== INSTRUCTIONS FOR THE TASK ==
In the listing below, locate the lines that hold "true" and copy them.
— START RECORDS TO PROCESS —
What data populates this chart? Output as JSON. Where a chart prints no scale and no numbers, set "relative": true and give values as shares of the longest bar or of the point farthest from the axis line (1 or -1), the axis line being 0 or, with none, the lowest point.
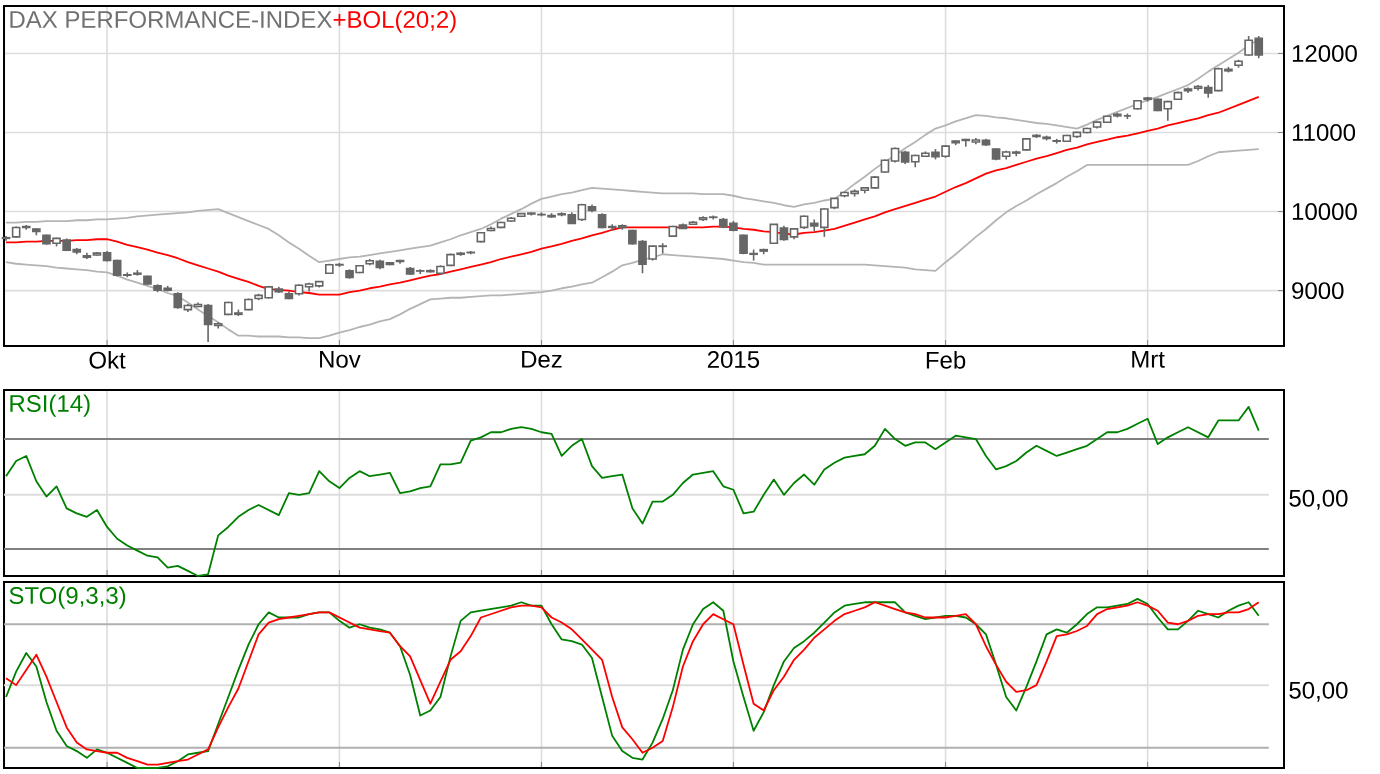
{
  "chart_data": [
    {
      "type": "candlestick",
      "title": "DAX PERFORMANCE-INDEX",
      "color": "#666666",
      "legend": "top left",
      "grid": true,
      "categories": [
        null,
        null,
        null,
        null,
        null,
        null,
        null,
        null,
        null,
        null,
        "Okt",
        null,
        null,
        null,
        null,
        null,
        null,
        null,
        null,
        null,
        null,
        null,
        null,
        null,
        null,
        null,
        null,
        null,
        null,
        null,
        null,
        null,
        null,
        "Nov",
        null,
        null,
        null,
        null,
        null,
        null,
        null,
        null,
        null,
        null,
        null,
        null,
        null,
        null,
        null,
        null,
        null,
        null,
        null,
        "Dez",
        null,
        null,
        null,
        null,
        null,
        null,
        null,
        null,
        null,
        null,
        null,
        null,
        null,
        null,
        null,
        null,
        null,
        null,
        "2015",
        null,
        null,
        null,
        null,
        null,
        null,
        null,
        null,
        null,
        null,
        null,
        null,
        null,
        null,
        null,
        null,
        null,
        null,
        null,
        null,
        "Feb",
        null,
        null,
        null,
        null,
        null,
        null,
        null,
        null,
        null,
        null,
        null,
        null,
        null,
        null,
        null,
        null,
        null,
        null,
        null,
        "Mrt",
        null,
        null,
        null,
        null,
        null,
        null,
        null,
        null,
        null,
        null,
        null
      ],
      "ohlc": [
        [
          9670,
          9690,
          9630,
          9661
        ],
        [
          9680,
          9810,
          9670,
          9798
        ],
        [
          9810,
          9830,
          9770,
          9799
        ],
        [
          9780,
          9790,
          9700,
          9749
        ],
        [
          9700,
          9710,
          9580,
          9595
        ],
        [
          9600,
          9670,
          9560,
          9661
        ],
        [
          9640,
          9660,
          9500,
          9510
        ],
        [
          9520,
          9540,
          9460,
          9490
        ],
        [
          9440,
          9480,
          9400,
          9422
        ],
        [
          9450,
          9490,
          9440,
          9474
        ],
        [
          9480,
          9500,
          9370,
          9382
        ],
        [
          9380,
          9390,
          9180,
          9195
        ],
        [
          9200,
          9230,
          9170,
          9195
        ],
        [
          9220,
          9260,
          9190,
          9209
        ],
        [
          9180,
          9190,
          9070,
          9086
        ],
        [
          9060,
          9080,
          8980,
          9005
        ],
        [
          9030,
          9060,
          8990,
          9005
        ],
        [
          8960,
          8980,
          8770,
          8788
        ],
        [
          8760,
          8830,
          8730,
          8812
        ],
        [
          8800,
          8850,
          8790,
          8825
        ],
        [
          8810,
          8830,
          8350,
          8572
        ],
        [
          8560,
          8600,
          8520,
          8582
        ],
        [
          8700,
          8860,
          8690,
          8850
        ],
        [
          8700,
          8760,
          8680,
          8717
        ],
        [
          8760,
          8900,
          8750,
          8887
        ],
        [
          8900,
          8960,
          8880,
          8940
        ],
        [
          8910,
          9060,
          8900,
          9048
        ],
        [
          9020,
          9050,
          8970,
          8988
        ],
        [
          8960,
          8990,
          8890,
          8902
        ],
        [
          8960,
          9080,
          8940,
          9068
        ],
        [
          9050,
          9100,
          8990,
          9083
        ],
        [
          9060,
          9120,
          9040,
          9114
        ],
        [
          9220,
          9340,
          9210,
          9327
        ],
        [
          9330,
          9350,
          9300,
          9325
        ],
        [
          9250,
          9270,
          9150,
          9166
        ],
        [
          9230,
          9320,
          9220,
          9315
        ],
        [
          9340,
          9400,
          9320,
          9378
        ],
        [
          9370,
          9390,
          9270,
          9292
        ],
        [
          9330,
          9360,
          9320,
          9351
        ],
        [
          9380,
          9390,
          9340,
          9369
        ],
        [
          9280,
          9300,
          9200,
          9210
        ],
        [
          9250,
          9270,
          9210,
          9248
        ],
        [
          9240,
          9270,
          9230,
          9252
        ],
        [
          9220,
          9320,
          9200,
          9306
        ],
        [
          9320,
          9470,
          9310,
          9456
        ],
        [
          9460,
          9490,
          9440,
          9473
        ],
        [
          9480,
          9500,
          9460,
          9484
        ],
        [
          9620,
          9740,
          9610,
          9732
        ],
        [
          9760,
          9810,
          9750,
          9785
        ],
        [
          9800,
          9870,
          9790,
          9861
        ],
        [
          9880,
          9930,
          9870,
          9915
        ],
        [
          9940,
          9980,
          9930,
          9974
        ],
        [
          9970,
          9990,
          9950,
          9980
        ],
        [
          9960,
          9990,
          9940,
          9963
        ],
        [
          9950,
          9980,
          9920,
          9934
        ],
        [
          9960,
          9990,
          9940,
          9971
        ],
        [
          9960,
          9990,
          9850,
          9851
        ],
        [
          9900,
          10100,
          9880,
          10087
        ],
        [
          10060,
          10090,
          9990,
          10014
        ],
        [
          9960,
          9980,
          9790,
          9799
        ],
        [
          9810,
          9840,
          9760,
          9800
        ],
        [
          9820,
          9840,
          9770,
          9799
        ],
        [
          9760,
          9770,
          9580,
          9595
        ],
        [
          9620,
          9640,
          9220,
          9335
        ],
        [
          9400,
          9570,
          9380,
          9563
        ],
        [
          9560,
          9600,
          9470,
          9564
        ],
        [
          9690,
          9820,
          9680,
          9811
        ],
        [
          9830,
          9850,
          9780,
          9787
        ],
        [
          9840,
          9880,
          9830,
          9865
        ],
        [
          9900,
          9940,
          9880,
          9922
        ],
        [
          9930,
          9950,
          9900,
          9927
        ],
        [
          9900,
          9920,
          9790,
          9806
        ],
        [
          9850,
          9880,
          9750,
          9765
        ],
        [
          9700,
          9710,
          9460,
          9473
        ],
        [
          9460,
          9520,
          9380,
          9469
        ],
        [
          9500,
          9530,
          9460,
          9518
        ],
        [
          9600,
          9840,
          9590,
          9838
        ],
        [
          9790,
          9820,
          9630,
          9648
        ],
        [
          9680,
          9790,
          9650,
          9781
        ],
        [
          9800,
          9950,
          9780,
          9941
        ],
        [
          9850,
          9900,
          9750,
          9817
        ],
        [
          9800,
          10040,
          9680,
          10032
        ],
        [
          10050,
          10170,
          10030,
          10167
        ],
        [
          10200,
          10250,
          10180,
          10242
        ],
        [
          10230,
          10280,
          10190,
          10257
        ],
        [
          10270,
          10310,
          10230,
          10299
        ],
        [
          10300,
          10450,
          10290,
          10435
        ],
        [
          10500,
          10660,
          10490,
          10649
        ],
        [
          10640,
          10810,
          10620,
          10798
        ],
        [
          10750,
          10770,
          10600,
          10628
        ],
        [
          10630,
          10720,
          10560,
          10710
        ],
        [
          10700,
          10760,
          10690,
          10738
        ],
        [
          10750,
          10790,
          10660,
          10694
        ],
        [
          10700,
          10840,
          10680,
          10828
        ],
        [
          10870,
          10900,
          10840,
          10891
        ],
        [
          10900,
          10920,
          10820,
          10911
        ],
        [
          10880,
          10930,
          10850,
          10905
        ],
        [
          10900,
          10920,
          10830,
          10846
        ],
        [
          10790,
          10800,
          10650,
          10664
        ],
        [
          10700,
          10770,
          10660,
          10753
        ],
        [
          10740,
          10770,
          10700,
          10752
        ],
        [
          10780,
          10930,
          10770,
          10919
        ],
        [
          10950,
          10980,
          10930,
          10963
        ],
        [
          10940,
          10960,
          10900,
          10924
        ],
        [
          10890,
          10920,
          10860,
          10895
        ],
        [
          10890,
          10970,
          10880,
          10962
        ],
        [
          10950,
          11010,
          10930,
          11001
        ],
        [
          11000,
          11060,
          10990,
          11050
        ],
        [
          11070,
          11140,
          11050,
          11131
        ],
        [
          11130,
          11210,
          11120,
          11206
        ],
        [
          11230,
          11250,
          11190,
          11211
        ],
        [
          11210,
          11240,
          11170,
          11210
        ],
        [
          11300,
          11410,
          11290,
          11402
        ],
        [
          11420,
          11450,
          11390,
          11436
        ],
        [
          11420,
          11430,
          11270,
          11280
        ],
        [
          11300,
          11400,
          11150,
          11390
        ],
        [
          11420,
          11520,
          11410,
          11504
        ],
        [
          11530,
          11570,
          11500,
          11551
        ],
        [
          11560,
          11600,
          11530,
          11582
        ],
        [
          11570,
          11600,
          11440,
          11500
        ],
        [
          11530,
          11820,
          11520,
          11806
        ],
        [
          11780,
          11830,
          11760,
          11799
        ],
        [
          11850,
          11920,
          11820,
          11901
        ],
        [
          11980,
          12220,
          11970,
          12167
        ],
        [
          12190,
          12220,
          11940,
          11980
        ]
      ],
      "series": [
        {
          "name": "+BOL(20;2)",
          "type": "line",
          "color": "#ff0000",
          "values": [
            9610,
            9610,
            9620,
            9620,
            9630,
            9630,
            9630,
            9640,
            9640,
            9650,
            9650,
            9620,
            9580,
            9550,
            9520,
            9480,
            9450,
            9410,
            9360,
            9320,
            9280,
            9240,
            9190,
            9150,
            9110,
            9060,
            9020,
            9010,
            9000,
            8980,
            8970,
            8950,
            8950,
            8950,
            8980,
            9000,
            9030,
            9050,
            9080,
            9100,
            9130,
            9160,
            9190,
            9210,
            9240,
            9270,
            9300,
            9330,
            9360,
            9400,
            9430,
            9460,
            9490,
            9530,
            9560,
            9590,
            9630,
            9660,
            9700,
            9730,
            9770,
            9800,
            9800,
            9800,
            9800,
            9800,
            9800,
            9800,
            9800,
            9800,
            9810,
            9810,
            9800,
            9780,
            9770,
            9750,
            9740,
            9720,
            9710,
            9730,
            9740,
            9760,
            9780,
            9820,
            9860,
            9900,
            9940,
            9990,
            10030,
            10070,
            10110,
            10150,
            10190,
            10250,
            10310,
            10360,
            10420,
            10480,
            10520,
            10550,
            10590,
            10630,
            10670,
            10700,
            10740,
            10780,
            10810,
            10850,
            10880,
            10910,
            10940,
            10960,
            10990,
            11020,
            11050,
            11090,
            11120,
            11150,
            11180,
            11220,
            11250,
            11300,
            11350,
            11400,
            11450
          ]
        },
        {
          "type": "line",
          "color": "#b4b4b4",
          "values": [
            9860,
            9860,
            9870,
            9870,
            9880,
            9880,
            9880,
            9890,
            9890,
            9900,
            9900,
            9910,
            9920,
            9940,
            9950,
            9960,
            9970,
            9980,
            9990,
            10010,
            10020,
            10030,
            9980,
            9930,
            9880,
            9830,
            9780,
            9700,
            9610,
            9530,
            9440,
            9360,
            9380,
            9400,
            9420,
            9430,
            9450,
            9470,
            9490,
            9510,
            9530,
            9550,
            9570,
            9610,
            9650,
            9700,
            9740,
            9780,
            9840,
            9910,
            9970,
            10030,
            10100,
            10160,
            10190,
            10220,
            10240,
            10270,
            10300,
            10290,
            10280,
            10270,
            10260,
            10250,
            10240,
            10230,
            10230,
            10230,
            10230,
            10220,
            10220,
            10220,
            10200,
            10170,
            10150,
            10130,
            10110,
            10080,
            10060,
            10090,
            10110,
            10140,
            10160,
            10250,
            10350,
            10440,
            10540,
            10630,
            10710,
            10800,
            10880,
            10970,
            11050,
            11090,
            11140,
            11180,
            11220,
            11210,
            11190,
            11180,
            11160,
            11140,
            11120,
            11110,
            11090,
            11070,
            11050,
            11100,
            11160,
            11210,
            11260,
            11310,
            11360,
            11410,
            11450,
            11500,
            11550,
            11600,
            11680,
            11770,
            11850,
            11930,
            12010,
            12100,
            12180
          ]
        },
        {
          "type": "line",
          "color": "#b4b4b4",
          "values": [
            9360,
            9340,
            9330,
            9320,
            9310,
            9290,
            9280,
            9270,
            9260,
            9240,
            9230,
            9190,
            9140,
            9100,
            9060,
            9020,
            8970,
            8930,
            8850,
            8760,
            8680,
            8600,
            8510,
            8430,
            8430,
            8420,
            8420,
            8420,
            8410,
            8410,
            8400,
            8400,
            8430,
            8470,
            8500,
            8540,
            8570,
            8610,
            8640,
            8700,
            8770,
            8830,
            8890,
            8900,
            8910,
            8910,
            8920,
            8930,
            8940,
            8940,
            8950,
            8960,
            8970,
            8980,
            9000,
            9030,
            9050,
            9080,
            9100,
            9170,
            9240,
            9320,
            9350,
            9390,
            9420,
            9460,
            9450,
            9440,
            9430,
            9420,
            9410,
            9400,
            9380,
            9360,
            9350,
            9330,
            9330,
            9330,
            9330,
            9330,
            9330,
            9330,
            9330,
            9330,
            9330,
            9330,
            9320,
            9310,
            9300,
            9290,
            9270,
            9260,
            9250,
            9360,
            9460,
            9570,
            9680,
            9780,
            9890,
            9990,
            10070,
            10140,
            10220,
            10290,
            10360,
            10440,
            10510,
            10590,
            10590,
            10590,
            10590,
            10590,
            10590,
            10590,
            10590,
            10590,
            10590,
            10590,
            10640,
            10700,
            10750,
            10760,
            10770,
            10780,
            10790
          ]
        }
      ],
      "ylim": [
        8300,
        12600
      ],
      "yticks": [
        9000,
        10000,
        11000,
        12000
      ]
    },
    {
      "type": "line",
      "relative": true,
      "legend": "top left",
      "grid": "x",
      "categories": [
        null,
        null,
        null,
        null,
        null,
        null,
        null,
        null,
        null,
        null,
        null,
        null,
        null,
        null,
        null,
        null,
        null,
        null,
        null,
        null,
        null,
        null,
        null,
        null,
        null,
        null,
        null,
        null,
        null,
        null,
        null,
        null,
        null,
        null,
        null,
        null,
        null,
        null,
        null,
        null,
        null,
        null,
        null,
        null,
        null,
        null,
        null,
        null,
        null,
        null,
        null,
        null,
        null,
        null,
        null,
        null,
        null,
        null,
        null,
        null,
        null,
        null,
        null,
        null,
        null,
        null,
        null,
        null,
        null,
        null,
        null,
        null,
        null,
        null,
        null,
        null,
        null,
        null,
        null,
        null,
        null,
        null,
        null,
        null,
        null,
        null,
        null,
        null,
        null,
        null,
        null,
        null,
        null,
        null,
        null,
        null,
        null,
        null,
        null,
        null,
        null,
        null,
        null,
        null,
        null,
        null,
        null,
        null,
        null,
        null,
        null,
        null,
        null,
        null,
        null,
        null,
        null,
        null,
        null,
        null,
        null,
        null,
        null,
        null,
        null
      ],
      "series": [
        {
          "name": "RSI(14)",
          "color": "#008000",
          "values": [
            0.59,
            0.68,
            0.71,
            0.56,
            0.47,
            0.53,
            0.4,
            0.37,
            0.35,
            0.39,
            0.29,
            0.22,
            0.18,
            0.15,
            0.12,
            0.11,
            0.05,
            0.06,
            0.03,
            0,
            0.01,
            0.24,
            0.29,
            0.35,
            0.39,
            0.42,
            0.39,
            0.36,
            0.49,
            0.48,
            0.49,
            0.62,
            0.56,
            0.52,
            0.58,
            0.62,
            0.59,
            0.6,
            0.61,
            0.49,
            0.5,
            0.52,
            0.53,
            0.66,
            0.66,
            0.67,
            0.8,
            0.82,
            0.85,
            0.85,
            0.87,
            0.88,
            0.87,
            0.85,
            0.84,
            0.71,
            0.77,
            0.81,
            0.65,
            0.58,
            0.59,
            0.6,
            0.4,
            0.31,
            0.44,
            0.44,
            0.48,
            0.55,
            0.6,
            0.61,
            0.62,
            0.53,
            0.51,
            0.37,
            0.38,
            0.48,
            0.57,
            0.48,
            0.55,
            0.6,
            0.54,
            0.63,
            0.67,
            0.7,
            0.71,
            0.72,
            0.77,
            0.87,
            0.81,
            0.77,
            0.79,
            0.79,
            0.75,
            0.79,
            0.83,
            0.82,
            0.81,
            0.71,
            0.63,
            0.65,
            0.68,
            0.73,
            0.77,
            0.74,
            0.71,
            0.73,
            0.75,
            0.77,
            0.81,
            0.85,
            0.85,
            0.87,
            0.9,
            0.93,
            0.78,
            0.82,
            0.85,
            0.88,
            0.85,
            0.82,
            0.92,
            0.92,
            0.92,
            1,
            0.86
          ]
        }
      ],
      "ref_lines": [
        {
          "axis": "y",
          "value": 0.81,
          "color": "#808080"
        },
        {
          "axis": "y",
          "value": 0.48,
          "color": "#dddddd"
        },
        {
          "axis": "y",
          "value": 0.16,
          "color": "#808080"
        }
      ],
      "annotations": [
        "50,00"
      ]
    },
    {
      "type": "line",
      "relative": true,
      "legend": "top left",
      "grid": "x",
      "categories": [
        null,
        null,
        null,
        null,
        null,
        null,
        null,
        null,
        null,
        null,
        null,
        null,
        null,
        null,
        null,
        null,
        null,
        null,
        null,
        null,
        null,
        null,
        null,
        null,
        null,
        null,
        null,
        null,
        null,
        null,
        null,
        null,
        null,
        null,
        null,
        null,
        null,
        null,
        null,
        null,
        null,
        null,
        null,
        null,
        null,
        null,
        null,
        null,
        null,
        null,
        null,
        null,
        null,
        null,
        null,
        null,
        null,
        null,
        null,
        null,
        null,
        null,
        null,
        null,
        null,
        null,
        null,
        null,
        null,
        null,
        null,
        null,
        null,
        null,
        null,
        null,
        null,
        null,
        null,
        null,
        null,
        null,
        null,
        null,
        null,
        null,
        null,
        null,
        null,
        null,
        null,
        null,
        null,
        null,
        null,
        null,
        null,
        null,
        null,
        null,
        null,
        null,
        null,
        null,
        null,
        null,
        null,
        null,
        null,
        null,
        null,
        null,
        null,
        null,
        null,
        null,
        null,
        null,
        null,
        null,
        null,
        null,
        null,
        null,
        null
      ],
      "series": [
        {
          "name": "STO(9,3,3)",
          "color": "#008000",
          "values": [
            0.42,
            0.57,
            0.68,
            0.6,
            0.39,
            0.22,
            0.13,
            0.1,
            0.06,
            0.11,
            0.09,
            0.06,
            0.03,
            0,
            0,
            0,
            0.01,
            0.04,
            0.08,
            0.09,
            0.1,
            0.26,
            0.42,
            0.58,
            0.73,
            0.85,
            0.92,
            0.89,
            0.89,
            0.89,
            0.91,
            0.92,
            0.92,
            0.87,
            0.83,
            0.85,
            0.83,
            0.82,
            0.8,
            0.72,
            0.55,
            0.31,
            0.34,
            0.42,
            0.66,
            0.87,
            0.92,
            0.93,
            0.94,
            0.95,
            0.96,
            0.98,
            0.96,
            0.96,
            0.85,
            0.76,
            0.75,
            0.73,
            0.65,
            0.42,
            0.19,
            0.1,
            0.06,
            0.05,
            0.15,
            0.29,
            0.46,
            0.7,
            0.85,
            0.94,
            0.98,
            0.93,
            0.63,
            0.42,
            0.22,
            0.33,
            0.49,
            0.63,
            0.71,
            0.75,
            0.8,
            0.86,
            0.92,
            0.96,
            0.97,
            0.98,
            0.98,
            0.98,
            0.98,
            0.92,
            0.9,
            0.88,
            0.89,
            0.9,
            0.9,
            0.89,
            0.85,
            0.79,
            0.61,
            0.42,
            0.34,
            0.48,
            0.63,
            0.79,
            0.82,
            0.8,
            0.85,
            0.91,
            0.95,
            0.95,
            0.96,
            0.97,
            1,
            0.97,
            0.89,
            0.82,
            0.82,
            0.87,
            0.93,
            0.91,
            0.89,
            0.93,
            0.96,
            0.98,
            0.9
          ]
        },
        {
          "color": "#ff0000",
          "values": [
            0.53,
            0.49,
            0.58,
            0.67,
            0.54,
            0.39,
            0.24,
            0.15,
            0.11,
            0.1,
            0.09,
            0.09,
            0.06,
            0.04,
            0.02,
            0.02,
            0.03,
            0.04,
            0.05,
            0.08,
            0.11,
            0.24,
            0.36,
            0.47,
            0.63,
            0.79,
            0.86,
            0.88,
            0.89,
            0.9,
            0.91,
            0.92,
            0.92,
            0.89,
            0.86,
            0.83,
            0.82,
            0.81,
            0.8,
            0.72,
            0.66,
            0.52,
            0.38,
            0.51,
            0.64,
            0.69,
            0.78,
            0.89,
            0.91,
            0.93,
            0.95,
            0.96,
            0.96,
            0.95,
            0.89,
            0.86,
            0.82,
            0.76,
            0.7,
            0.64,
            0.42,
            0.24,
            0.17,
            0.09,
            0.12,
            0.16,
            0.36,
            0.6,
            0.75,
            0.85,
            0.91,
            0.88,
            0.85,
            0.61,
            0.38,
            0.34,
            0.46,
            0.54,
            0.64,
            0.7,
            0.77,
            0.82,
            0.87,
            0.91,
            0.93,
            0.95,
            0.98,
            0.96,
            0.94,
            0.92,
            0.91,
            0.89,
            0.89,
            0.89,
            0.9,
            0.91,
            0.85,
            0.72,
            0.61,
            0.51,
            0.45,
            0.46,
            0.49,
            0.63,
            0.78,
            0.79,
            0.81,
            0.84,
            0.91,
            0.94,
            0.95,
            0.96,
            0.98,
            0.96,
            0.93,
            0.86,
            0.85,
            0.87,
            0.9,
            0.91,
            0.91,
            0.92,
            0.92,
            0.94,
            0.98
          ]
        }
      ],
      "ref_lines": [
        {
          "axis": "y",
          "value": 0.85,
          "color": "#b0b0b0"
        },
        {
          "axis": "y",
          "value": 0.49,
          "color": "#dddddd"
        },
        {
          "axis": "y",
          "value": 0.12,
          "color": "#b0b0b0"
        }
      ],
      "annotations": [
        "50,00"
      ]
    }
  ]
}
— END RECORDS TO PROCESS —
== OUTPUT OF THE EXERCISE ==
What data populates this chart? Output as JSON. Where a chart prints no scale and no numbers, set "relative": true and give values as shares of the longest bar or of the point farthest from the axis line (1 or -1), the axis line being 0 or, with none, the lowest point.
      "grid": true,
      "relative": true,
      "relative": true,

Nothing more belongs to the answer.